Dataset excerpt
— begin —
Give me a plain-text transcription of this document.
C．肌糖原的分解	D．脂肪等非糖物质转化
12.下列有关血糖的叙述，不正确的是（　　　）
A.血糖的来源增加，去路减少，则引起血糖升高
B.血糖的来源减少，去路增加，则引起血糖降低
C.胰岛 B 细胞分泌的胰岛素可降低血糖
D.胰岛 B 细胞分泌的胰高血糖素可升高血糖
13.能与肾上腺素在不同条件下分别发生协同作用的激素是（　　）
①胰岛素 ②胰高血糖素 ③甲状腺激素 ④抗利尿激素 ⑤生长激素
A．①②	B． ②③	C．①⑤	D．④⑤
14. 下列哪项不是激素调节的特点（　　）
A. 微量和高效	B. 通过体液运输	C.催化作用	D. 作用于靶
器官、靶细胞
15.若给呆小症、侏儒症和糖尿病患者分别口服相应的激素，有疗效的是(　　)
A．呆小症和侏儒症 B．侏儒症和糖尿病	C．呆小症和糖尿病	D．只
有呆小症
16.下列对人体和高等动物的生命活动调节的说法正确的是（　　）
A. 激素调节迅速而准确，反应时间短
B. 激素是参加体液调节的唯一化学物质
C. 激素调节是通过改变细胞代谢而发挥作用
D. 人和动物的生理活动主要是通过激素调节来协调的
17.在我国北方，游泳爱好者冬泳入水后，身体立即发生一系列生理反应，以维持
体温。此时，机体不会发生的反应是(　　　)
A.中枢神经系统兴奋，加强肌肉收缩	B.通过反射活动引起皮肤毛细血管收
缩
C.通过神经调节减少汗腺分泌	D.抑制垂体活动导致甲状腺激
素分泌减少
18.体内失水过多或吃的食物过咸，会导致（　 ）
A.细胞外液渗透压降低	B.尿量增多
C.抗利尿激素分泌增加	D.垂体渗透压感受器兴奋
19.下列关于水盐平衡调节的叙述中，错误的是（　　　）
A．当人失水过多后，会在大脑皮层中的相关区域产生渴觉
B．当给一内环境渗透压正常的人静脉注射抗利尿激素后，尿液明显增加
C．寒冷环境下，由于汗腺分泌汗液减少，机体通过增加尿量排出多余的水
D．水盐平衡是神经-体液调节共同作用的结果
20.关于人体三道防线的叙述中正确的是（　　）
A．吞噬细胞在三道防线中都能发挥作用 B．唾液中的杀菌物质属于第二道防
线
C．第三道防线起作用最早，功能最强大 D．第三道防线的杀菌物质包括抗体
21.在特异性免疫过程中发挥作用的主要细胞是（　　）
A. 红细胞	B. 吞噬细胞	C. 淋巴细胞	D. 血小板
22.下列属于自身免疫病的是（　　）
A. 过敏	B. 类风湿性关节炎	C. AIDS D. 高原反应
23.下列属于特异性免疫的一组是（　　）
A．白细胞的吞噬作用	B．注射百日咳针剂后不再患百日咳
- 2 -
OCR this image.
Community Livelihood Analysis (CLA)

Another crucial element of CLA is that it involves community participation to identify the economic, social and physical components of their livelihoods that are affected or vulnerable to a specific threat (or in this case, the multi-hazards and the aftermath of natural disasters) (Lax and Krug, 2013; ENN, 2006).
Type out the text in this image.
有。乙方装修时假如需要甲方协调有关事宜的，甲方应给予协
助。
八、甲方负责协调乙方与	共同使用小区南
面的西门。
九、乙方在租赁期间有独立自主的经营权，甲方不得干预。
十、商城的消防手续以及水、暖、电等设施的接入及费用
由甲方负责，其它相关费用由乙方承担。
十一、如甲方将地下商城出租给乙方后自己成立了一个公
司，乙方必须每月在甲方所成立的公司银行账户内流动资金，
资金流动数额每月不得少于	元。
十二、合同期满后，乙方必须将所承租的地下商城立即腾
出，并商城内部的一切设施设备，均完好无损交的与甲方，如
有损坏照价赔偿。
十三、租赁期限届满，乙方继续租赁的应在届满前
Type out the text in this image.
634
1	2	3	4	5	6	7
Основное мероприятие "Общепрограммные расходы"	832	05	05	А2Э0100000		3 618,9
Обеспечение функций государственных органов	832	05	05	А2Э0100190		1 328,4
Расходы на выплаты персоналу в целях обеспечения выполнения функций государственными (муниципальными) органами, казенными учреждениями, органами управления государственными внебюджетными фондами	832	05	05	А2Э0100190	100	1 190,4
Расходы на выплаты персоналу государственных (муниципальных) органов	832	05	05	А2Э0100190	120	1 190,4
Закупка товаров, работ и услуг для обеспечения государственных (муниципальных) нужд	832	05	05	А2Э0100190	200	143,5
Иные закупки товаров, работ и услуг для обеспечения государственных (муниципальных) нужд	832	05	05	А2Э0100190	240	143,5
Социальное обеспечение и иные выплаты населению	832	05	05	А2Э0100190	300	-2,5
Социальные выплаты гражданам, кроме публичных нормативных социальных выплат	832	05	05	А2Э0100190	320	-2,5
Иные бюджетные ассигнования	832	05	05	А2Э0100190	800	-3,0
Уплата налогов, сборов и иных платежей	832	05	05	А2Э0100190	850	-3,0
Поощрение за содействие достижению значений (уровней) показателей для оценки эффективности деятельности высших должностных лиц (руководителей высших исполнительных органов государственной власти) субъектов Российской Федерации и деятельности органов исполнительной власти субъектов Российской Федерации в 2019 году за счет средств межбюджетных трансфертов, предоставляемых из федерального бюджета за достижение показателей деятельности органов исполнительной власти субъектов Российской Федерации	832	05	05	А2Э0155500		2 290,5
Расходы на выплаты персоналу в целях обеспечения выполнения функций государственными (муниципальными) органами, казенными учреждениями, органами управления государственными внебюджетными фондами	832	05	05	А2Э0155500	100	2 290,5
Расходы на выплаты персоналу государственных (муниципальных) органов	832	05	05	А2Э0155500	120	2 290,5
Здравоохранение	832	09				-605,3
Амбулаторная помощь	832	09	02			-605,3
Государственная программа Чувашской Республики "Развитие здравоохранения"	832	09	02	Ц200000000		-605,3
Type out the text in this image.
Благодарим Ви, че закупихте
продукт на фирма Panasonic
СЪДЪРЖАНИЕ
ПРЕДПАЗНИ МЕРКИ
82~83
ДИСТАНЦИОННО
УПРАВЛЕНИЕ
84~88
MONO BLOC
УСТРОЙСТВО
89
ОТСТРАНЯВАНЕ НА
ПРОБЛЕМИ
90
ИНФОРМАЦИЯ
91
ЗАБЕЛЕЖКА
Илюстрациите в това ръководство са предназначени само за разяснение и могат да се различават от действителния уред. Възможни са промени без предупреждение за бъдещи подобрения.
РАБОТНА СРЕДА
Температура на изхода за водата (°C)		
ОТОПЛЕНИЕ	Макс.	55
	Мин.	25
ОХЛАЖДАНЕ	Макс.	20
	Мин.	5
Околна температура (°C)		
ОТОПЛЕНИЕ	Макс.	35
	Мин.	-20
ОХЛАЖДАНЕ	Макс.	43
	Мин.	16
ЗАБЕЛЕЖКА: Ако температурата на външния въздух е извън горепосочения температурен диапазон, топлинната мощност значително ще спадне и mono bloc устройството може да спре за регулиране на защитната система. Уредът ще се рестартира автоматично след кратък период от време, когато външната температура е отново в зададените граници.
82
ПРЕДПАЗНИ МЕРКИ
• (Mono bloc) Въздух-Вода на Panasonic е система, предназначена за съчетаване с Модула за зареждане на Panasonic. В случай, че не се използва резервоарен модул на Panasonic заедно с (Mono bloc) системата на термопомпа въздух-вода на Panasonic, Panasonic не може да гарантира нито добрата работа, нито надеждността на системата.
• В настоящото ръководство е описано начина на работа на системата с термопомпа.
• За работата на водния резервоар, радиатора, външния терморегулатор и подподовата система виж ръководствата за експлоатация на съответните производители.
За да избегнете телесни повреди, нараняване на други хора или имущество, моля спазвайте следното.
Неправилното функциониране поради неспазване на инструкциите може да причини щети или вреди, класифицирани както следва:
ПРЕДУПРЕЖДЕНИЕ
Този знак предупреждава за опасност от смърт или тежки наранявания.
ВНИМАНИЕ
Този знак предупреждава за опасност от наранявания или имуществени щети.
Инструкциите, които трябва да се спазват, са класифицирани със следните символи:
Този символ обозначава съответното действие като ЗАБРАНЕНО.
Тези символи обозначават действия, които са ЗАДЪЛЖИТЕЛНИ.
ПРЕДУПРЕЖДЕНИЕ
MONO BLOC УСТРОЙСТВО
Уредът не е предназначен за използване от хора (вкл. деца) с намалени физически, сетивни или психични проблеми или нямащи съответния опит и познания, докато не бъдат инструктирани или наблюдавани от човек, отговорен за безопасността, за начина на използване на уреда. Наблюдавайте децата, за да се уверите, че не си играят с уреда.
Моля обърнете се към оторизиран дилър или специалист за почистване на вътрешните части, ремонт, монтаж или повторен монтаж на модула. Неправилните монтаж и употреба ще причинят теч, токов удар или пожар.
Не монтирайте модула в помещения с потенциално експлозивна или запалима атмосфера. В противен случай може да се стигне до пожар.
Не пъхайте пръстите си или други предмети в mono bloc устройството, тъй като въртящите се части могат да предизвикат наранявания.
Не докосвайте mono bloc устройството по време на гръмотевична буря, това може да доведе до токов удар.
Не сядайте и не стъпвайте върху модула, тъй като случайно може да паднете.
— end —
■ **Required work**: Every line in the data that holds "пожар" should be copied out.

■ **Solution**:
Моля обърнете се към оторизиран дилър или специалист за почистване на вътрешните части, ремонт, монтаж или повторен монтаж на модула. Неправилните монтаж и употреба ще причинят теч, токов удар или пожар.
Не монтирайте модула в помещения с потенциално експлозивна или запалима атмосфера. В противен случай може да се стигне до пожар.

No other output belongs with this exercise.